** start of INFORMATION PROVIDED **
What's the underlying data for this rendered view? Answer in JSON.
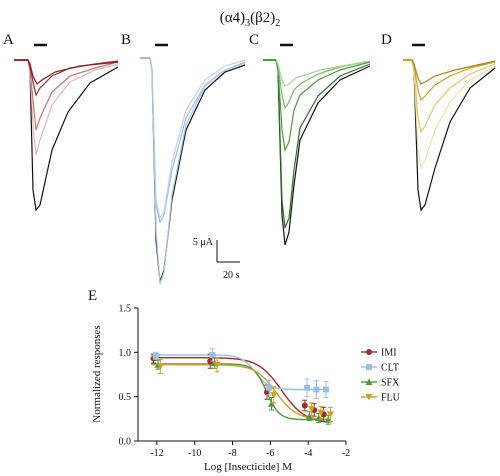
{
  "figure": {
    "title_main": "(α4)",
    "title_sub1": "3",
    "title_mid": "(β2)",
    "title_sub2": "2",
    "scale_current": "5 μA",
    "scale_time": "20 s",
    "colors": {
      "control": "#111111",
      "IMI": "#a12b2b",
      "CLT": "#9dbde6",
      "SFX": "#4e9a3a",
      "FLU": "#c9a227"
    }
  },
  "panels": [
    {
      "letter": "A",
      "color": "#a12b2b"
    },
    {
      "letter": "B",
      "color": "#9dbde6"
    },
    {
      "letter": "C",
      "color": "#4e9a3a"
    },
    {
      "letter": "D",
      "color": "#c9a227"
    }
  ],
  "chart_data": {
    "panel_letter": "E",
    "type": "line",
    "xlabel": "Log [Insecticide] M",
    "ylabel": "Normalized responses",
    "xlim": [
      -13,
      -2
    ],
    "ylim": [
      0,
      1.5
    ],
    "xticks": [
      -12,
      -10,
      -8,
      -6,
      -4,
      -2
    ],
    "yticks": [
      0.0,
      0.5,
      1.0,
      1.5
    ],
    "xtick_labels": [
      "-12",
      "-10",
      "-8",
      "-6",
      "-4",
      "-2"
    ],
    "ytick_labels": [
      "0.0",
      "0.5",
      "1.0",
      "1.5"
    ],
    "x": [
      -12,
      -9,
      -6,
      -4,
      -3.5,
      -3
    ],
    "legend_position": "right",
    "series": [
      {
        "name": "IMI",
        "color": "#a12b2b",
        "marker": "circle",
        "values": [
          0.93,
          0.9,
          0.55,
          0.4,
          0.35,
          0.3
        ],
        "errors": [
          0.05,
          0.08,
          0.08,
          0.06,
          0.07,
          0.08
        ],
        "fit": {
          "top": 0.94,
          "bottom": 0.2,
          "logEC50": -5.4,
          "hill": 0.7
        }
      },
      {
        "name": "CLT",
        "color": "#9dbde6",
        "marker": "square",
        "values": [
          0.96,
          0.97,
          0.6,
          0.6,
          0.58,
          0.58
        ],
        "errors": [
          0.04,
          0.07,
          0.08,
          0.1,
          0.1,
          0.09
        ],
        "fit": {
          "top": 0.97,
          "bottom": 0.58,
          "logEC50": -6.8,
          "hill": 1.2
        }
      },
      {
        "name": "SFX",
        "color": "#4e9a3a",
        "marker": "triangle-up",
        "values": [
          0.86,
          0.88,
          0.42,
          0.28,
          0.26,
          0.24
        ],
        "errors": [
          0.05,
          0.06,
          0.07,
          0.05,
          0.05,
          0.05
        ],
        "fit": {
          "top": 0.87,
          "bottom": 0.24,
          "logEC50": -6.2,
          "hill": 1.3
        }
      },
      {
        "name": "FLU",
        "color": "#c9a227",
        "marker": "triangle-down",
        "values": [
          0.84,
          0.86,
          0.52,
          0.36,
          0.32,
          0.3
        ],
        "errors": [
          0.08,
          0.08,
          0.09,
          0.07,
          0.07,
          0.08
        ],
        "fit": {
          "top": 0.86,
          "bottom": 0.24,
          "logEC50": -5.7,
          "hill": 0.8
        }
      }
    ]
  }
}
** end of INFORMATION PROVIDED **
**AIM OF THE EXERCISE**
Transcribe the whole listing exactly. Pictures stay out of your copy.

**EXERCISE ANSWER**
What's the underlying data for this rendered view? Answer in JSON.
{
  "figure": {
    "title_main": "(α4)",
    "title_sub1": "3",
    "title_mid": "(β2)",
    "title_sub2": "2",
    "scale_current": "5 μA",
    "scale_time": "20 s",
    "colors": {
      "control": "#111111",
      "IMI": "#a12b2b",
      "CLT": "#9dbde6",
      "SFX": "#4e9a3a",
      "FLU": "#c9a227"
    }
  },
  "panels": [
    {
      "letter": "A",
      "color": "#a12b2b"
    },
    {
      "letter": "B",
      "color": "#9dbde6"
    },
    {
      "letter": "C",
      "color": "#4e9a3a"
    },
    {
      "letter": "D",
      "color": "#c9a227"
    }
  ],
  "chart_data": {
    "panel_letter": "E",
    "type": "line",
    "xlabel": "Log [Insecticide] M",
    "ylabel": "Normalized responses",
    "xlim": [
      -13,
      -2
    ],
    "ylim": [
      0,
      1.5
    ],
    "xticks": [
      -12,
      -10,
      -8,
      -6,
      -4,
      -2
    ],
    "yticks": [
      0.0,
      0.5,
      1.0,
      1.5
    ],
    "xtick_labels": [
      "-12",
      "-10",
      "-8",
      "-6",
      "-4",
      "-2"
    ],
    "ytick_labels": [
      "0.0",
      "0.5",
      "1.0",
      "1.5"
    ],
    "x": [
      -12,
      -9,
      -6,
      -4,
      -3.5,
      -3
    ],
    "legend_position": "right",
    "series": [
      {
        "name": "IMI",
        "color": "#a12b2b",
        "marker": "circle",
        "values": [
          0.93,
          0.9,
          0.55,
          0.4,
          0.35,
          0.3
        ],
        "errors": [
          0.05,
          0.08,
          0.08,
          0.06,
          0.07,
          0.08
        ],
        "fit": {
          "top": 0.94,
          "bottom": 0.2,
          "logEC50": -5.4,
          "hill": 0.7
        }
      },
      {
        "name": "CLT",
        "color": "#9dbde6",
        "marker": "square",
        "values": [
          0.96,
          0.97,
          0.6,
          0.6,
          0.58,
          0.58
        ],
        "errors": [
          0.04,
          0.07,
          0.08,
          0.1,
          0.1,
          0.09
        ],
        "fit": {
          "top": 0.97,
          "bottom": 0.58,
          "logEC50": -6.8,
          "hill": 1.2
        }
      },
      {
        "name": "SFX",
        "color": "#4e9a3a",
        "marker": "triangle-up",
        "values": [
          0.86,
          0.88,
          0.42,
          0.28,
          0.26,
          0.24
        ],
        "errors": [
          0.05,
          0.06,
          0.07,
          0.05,
          0.05,
          0.05
        ],
        "fit": {
          "top": 0.87,
          "bottom": 0.24,
          "logEC50": -6.2,
          "hill": 1.3
        }
      },
      {
        "name": "FLU",
        "color": "#c9a227",
        "marker": "triangle-down",
        "values": [
          0.84,
          0.86,
          0.52,
          0.36,
          0.32,
          0.3
        ],
        "errors": [
          0.08,
          0.08,
          0.09,
          0.07,
          0.07,
          0.08
        ],
        "fit": {
          "top": 0.86,
          "bottom": 0.24,
          "logEC50": -5.7,
          "hill": 0.8
        }
      }
    ]
  }
}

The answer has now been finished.